→ WHAT TO PRODUCE
In the data that follows, count each line holding the string "PARA"; answer with the number only.

[start]

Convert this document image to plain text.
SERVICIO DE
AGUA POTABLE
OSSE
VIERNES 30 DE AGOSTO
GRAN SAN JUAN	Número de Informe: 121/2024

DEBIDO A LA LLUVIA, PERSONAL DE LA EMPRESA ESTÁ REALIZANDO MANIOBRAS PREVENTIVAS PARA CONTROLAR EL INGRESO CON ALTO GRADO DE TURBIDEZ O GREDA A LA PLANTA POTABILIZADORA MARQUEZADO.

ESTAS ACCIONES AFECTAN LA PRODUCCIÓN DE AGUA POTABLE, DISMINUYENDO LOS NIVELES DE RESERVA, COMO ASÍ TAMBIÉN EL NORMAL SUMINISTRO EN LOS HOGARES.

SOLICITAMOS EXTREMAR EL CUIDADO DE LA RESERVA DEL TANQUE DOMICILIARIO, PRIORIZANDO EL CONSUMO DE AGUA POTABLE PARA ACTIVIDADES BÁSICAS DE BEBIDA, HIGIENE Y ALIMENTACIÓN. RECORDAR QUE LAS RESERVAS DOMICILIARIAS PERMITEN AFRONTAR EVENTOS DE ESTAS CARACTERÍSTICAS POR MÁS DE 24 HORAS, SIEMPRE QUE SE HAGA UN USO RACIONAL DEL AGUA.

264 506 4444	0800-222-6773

[end]

→ RESULT
2